Your task
Copy every line of the records below that holds the word "JSON".

Input
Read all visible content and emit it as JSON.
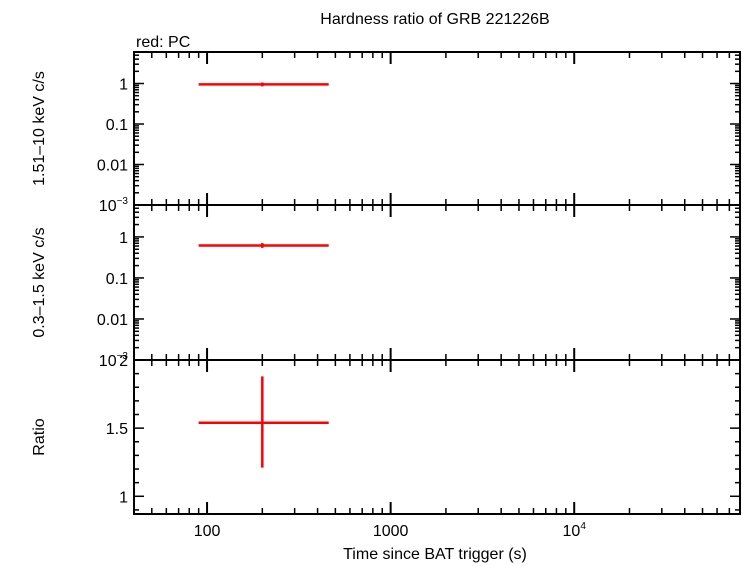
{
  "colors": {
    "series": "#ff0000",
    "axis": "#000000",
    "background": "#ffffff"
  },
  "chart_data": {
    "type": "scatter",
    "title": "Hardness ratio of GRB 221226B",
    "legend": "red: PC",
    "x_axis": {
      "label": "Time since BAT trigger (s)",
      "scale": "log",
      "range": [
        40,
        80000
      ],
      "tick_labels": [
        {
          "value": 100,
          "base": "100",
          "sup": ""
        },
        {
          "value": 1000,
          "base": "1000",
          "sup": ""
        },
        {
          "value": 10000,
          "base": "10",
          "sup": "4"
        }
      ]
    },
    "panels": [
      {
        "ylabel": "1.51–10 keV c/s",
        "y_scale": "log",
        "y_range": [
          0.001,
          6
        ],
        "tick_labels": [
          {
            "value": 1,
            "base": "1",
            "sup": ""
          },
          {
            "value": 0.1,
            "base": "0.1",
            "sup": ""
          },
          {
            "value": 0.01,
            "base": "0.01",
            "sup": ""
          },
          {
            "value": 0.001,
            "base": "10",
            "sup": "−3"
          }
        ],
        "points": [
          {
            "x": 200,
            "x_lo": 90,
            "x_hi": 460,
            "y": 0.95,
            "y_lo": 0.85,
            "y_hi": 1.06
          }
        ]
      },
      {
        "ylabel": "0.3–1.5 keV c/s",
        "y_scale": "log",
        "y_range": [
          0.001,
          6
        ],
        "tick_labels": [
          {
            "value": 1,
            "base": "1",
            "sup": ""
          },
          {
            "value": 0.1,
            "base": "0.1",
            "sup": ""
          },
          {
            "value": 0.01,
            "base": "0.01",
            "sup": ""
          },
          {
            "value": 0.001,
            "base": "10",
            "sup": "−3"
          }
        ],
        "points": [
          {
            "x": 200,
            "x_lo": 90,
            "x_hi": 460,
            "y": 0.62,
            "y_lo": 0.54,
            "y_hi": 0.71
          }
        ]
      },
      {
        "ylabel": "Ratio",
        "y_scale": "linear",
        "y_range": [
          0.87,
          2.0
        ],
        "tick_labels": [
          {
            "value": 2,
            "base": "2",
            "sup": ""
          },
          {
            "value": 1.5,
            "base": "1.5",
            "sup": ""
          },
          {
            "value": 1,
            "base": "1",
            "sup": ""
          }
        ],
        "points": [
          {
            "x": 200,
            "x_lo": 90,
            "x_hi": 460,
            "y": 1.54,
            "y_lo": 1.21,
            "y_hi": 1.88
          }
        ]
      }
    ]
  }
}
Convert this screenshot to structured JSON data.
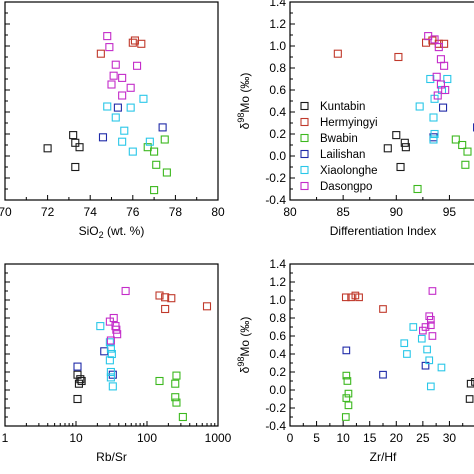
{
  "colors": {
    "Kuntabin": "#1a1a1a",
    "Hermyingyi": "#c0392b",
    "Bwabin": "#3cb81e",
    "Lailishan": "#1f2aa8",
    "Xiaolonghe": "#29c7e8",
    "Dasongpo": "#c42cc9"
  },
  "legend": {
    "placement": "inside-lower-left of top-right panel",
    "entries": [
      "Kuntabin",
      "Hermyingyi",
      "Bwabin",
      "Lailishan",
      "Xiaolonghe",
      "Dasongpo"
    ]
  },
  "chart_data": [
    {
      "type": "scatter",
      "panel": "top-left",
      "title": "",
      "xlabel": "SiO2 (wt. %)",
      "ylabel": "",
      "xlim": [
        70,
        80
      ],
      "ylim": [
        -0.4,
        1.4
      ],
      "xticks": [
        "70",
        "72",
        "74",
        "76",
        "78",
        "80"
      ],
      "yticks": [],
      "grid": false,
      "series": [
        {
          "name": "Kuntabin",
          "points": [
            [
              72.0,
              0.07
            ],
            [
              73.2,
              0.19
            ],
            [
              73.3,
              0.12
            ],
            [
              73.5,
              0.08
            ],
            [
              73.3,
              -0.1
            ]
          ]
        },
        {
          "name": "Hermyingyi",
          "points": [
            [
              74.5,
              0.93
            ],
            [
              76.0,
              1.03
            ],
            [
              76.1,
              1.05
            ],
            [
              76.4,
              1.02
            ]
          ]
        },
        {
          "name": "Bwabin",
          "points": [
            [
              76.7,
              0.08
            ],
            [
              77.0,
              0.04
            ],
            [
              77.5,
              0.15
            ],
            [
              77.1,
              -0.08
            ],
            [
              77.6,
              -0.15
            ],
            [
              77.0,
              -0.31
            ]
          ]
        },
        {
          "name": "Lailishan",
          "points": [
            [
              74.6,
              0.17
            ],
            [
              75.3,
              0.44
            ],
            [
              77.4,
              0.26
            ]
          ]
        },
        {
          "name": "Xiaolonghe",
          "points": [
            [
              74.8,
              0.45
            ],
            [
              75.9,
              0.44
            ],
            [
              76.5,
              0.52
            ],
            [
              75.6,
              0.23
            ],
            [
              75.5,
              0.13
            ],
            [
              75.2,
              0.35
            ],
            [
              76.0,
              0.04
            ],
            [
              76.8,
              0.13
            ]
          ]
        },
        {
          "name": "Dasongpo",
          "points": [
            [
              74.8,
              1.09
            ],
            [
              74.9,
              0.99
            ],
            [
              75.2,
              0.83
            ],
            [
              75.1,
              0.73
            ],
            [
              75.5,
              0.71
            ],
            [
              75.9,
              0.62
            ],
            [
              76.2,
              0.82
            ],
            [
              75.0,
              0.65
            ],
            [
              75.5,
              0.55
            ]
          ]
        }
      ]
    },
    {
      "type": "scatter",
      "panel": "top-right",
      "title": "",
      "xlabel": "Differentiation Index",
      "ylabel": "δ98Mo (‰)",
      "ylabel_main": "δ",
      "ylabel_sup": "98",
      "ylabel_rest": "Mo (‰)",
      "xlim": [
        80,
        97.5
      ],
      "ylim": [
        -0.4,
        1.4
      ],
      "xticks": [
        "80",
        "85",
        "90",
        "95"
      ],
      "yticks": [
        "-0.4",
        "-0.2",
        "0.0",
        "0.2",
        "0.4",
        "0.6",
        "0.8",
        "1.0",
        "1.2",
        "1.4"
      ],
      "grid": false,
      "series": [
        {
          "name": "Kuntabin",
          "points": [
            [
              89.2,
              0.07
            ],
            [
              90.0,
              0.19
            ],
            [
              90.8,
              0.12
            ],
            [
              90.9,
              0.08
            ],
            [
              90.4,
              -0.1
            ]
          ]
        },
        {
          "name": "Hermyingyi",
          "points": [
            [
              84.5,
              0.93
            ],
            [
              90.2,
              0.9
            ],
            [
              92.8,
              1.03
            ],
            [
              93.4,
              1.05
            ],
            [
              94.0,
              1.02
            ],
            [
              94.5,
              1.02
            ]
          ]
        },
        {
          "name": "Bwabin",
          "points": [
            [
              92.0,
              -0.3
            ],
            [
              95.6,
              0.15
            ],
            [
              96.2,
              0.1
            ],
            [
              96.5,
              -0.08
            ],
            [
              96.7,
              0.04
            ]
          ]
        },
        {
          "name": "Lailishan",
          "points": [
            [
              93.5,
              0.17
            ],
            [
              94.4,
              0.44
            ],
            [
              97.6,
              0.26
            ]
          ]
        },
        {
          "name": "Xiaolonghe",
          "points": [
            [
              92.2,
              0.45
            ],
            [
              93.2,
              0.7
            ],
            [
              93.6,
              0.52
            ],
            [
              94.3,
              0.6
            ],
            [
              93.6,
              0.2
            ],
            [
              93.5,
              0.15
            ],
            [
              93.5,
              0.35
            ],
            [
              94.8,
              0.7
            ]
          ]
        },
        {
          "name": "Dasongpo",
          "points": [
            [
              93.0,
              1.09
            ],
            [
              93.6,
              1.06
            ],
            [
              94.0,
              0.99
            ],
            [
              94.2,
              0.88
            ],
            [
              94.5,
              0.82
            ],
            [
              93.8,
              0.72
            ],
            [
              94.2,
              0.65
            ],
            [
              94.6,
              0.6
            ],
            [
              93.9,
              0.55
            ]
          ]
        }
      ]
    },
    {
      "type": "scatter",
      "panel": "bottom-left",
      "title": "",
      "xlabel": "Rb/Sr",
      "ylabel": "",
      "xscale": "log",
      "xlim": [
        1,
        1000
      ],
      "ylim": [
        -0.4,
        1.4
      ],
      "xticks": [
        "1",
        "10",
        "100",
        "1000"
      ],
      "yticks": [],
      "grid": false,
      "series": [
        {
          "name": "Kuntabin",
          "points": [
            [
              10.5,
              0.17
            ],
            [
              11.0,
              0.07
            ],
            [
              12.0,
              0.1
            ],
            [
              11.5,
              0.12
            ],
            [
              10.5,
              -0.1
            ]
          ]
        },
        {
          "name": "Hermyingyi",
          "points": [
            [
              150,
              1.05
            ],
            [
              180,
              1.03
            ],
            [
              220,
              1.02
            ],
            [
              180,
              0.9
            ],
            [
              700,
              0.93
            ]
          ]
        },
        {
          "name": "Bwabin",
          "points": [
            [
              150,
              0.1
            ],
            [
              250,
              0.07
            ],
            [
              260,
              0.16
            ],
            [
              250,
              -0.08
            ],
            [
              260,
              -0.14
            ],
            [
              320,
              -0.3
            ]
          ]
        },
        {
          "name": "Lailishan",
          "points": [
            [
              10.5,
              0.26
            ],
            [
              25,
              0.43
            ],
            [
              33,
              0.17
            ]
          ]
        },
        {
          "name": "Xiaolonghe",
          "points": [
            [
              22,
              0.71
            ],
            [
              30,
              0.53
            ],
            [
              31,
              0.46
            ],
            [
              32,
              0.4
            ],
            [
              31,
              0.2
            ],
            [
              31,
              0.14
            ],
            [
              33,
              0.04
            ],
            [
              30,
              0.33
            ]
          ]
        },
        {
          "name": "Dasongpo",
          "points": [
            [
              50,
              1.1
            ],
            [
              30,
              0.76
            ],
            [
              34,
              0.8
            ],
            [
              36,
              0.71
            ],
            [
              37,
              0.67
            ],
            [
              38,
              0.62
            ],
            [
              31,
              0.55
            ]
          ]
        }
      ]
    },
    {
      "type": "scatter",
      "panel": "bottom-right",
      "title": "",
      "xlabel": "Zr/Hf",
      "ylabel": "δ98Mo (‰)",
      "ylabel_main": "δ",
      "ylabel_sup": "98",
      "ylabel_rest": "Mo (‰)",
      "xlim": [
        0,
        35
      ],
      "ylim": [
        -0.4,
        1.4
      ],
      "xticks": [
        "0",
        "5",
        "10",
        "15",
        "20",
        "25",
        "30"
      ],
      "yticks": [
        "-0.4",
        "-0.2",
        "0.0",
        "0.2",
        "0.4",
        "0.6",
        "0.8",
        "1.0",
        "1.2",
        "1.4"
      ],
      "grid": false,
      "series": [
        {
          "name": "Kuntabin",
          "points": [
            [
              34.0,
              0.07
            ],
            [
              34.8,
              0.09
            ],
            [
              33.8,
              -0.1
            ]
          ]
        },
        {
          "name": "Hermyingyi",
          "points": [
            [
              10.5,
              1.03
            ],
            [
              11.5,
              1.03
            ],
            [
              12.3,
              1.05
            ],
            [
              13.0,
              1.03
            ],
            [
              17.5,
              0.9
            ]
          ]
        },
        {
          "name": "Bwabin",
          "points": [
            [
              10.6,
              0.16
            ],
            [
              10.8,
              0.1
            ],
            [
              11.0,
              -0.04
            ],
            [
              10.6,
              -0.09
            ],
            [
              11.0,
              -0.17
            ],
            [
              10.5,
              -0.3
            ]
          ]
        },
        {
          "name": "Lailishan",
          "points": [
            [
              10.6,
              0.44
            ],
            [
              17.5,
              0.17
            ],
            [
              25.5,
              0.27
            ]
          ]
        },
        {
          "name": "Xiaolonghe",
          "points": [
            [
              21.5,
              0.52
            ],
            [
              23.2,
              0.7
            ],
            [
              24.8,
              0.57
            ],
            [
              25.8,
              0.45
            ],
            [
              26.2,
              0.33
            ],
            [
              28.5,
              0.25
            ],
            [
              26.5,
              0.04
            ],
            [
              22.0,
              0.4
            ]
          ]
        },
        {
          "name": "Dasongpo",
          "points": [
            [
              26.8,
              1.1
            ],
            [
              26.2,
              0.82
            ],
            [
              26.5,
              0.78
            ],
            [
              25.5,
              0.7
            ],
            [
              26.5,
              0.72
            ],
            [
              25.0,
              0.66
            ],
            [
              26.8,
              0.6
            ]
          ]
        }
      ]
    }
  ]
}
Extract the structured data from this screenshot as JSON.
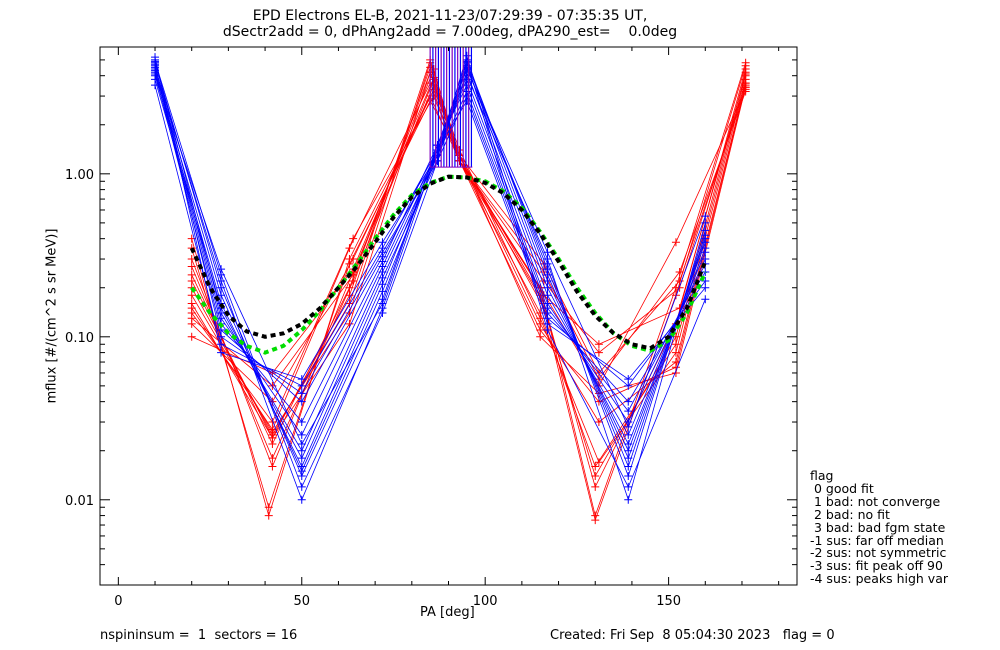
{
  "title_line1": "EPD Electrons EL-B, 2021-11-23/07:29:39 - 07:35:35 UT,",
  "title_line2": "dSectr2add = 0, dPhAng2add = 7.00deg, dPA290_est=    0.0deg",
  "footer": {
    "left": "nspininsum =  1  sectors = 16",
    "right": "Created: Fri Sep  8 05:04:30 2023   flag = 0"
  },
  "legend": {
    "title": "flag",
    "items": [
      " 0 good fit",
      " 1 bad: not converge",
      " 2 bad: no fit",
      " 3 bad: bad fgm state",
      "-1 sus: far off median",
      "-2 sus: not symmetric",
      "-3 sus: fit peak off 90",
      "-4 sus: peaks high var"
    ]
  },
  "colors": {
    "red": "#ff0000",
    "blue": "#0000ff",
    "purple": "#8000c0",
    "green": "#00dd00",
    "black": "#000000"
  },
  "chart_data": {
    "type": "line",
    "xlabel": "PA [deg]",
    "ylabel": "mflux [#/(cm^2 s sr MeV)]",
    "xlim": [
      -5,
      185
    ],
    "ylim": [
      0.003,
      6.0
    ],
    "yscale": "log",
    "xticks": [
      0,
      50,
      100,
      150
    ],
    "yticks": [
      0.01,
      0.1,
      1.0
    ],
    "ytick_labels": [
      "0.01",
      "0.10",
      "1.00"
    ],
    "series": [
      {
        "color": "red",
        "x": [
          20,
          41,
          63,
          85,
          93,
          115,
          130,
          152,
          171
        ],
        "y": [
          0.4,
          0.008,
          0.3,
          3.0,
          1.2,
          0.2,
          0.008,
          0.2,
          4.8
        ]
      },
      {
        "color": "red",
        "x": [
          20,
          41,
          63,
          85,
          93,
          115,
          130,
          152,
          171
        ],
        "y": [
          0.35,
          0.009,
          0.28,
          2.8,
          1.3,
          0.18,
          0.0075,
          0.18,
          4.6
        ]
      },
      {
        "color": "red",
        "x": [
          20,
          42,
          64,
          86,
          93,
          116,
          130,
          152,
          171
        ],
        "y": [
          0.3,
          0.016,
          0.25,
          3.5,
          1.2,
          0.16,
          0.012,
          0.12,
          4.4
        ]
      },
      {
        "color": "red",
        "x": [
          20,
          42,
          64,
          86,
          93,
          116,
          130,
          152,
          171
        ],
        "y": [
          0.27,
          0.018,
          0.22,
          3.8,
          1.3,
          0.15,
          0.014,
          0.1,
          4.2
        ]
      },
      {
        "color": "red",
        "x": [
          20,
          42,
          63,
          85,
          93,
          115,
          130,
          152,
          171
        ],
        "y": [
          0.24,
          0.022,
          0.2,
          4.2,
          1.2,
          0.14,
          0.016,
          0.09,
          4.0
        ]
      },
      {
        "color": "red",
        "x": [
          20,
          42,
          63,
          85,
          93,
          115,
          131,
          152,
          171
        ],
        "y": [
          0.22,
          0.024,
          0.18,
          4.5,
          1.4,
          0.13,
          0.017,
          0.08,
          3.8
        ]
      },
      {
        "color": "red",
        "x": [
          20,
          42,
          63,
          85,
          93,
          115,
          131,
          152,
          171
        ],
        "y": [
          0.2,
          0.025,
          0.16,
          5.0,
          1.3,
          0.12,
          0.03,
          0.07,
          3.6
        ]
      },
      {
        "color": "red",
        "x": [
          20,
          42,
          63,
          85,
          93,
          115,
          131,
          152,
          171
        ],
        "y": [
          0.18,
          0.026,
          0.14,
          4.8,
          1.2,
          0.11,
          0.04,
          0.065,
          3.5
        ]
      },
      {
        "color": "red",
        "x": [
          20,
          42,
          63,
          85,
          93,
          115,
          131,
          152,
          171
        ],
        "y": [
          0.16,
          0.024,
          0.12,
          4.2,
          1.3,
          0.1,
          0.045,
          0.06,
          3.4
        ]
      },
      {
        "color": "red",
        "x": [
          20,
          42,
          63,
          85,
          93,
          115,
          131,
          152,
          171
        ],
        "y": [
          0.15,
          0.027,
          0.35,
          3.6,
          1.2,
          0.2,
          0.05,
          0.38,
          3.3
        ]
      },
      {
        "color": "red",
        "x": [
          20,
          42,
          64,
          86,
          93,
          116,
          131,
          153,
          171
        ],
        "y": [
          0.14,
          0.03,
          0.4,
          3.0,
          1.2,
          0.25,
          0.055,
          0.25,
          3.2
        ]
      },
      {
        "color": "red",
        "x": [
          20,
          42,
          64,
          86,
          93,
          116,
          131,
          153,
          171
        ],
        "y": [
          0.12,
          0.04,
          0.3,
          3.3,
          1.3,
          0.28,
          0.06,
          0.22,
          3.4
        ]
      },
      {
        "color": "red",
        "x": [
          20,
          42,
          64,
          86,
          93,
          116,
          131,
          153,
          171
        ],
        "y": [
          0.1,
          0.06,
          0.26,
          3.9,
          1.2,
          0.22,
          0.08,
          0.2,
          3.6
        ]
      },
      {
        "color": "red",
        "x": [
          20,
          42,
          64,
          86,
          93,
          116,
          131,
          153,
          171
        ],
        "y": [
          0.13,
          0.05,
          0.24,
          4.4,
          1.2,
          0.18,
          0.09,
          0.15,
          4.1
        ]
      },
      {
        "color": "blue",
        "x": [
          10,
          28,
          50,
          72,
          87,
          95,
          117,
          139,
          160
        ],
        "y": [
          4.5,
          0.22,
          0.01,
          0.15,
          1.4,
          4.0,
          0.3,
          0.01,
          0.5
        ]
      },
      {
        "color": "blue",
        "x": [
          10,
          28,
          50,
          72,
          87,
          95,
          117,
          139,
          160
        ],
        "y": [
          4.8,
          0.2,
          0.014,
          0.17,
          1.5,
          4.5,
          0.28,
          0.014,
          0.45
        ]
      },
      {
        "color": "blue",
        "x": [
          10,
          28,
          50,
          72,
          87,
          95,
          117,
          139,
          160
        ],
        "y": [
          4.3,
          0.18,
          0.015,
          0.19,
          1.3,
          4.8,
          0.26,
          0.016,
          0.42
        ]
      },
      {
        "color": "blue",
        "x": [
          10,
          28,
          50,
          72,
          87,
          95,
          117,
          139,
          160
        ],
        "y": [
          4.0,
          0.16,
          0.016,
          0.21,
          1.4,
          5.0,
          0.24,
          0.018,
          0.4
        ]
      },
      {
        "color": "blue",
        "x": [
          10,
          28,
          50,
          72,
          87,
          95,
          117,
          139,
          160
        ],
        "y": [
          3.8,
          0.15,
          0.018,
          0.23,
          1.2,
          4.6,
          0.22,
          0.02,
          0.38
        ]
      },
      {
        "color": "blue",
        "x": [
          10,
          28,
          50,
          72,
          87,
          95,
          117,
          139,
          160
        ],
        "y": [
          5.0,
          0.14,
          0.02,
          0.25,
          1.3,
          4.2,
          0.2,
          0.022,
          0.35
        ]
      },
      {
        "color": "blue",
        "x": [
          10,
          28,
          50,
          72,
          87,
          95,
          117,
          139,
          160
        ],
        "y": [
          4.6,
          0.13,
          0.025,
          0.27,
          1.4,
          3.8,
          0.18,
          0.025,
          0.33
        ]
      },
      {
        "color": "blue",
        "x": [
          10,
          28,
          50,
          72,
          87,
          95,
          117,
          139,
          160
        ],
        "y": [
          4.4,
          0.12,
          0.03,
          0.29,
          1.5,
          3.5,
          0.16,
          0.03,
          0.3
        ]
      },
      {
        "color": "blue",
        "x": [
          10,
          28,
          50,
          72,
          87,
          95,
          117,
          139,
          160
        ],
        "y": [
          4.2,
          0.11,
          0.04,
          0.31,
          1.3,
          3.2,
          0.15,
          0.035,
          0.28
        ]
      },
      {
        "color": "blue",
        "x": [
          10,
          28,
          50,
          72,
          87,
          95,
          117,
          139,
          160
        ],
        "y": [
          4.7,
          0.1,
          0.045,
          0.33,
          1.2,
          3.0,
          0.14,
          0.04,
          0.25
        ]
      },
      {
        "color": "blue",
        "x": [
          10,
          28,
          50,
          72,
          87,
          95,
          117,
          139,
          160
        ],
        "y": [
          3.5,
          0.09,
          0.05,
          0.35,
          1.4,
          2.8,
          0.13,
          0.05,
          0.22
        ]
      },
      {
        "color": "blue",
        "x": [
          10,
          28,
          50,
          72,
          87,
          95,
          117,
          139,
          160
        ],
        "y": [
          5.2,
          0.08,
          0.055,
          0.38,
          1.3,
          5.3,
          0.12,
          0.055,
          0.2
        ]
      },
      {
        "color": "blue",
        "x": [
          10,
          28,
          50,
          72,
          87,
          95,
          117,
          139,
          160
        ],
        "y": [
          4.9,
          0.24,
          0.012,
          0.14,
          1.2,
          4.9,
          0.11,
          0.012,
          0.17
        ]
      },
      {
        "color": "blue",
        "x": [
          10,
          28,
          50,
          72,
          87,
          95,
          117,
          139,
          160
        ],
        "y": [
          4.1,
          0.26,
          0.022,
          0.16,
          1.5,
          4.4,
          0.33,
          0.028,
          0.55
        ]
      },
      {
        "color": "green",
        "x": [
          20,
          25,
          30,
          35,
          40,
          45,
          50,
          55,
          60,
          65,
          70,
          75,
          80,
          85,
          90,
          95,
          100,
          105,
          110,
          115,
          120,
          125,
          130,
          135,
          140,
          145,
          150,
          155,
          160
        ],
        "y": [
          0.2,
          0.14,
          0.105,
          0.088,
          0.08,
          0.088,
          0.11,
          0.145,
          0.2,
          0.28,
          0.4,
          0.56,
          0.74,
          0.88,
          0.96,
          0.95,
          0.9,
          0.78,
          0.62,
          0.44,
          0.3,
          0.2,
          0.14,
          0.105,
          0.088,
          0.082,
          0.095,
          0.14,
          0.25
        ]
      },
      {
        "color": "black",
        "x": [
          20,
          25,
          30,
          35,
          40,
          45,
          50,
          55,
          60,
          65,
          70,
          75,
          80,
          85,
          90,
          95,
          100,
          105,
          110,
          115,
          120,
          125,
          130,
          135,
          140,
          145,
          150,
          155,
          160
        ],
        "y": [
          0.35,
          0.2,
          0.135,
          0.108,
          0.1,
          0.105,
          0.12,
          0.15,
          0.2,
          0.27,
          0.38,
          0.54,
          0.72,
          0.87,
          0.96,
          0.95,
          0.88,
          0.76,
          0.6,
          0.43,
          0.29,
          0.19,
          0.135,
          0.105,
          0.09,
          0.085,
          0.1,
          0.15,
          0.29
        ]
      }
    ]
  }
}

Result for this exercise
Read all visible content and emit it as JSON.
Convert this screenshot to structured JSON data.
Extract the structured data from this screenshot as JSON.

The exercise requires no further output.